**Task material**
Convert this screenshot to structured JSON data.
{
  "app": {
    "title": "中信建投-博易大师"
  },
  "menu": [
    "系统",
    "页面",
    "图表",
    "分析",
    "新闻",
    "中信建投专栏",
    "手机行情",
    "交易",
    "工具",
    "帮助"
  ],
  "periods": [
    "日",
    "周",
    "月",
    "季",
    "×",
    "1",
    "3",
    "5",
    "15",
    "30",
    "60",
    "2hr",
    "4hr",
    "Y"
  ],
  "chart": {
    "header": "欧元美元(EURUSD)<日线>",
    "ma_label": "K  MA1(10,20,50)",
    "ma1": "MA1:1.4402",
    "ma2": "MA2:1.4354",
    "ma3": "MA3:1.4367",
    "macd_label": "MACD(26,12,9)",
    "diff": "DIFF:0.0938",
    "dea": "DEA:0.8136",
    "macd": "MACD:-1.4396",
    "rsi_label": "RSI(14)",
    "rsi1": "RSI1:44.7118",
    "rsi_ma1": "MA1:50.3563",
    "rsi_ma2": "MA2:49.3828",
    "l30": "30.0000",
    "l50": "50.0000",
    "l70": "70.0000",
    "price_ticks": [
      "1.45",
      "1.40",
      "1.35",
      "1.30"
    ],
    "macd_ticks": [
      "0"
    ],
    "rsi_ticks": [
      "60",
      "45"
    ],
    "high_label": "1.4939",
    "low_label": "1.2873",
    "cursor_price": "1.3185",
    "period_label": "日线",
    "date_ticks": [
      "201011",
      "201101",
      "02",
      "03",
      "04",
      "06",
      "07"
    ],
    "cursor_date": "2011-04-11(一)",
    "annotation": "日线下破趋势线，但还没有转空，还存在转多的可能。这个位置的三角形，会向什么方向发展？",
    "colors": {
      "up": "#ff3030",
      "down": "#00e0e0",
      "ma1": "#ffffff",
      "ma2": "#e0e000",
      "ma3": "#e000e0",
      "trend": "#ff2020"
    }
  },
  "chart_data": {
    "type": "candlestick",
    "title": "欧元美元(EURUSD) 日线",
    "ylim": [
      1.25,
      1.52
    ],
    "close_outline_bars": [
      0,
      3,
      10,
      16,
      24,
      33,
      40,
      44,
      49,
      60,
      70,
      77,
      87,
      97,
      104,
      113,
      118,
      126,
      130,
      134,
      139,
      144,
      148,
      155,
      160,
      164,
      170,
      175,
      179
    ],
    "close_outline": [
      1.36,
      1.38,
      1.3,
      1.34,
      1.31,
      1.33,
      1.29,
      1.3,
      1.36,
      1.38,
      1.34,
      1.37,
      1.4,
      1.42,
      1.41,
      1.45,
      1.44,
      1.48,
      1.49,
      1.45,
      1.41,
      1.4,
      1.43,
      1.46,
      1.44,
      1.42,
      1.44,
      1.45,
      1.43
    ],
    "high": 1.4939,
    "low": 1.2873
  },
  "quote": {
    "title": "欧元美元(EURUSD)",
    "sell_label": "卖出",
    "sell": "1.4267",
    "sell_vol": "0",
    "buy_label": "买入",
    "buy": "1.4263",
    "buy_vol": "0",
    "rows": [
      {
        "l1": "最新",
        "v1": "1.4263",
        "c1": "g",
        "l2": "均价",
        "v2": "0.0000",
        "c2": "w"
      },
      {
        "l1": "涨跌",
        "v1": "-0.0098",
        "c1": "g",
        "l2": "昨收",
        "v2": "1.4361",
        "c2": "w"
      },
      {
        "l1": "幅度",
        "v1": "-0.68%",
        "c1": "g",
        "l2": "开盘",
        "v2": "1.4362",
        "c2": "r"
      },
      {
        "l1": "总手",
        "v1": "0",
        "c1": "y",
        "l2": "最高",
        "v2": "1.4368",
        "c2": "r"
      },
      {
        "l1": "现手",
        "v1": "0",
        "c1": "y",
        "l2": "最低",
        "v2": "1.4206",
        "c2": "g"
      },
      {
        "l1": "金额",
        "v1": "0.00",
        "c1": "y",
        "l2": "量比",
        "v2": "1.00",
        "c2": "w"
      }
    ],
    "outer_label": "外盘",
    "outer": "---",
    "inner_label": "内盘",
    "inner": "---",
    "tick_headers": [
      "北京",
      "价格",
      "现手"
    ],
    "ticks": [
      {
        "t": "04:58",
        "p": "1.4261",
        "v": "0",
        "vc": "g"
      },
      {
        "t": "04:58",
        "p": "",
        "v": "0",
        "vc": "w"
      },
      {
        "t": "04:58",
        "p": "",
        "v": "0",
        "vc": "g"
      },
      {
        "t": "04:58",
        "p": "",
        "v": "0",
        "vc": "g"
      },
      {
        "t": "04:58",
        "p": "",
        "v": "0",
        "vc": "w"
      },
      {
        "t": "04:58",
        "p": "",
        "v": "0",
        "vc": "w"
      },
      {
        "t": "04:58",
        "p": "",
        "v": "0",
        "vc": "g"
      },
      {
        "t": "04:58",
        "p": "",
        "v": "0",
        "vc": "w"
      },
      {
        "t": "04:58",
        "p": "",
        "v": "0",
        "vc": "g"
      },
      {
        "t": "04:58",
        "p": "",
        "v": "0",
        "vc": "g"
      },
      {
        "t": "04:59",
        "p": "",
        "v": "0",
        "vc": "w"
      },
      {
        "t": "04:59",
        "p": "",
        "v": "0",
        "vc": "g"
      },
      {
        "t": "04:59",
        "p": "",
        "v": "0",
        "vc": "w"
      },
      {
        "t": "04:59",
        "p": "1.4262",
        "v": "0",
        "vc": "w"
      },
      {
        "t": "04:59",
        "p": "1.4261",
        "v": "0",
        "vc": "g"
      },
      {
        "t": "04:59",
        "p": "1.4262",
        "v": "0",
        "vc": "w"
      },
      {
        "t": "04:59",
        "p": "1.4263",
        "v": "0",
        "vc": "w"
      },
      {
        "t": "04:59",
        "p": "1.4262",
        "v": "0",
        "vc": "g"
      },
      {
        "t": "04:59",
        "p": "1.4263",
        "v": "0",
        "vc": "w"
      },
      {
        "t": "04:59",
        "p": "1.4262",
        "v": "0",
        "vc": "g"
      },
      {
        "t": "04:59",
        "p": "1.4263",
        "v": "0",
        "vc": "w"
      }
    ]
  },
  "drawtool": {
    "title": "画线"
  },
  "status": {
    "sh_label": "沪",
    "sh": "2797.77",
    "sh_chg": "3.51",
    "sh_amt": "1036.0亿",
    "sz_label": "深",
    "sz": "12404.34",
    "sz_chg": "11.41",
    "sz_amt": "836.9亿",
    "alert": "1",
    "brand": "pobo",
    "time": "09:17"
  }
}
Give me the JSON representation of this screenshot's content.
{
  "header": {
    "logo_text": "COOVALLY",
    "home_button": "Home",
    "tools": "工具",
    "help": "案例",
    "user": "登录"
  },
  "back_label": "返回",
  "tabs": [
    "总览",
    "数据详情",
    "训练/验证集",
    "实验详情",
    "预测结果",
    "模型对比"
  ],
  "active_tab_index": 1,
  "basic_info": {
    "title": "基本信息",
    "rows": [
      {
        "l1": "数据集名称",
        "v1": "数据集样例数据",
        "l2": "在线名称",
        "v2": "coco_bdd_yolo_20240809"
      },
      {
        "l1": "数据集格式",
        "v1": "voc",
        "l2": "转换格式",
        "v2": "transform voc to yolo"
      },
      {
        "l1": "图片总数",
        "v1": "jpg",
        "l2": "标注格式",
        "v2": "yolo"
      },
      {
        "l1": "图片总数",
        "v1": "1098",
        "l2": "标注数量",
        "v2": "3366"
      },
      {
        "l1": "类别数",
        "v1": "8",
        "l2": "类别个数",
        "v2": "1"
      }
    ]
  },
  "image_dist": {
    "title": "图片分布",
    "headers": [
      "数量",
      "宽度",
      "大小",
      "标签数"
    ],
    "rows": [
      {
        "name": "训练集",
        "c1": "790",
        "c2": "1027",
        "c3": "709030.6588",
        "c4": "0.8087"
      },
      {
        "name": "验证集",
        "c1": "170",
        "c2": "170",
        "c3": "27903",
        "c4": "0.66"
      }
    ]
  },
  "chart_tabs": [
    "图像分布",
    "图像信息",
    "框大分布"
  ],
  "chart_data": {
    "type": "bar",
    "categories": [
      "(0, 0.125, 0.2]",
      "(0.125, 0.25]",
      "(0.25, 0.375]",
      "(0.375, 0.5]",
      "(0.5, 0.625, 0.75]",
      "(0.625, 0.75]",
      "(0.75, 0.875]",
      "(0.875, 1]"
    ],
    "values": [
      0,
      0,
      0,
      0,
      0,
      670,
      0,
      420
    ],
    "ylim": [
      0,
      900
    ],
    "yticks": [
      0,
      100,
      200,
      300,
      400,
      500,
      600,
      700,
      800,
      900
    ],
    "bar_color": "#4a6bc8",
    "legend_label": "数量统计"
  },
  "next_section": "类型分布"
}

**Task goal**
Determine how many lines above contain "this" as a word or string. Give the number alone.

**Task result**
2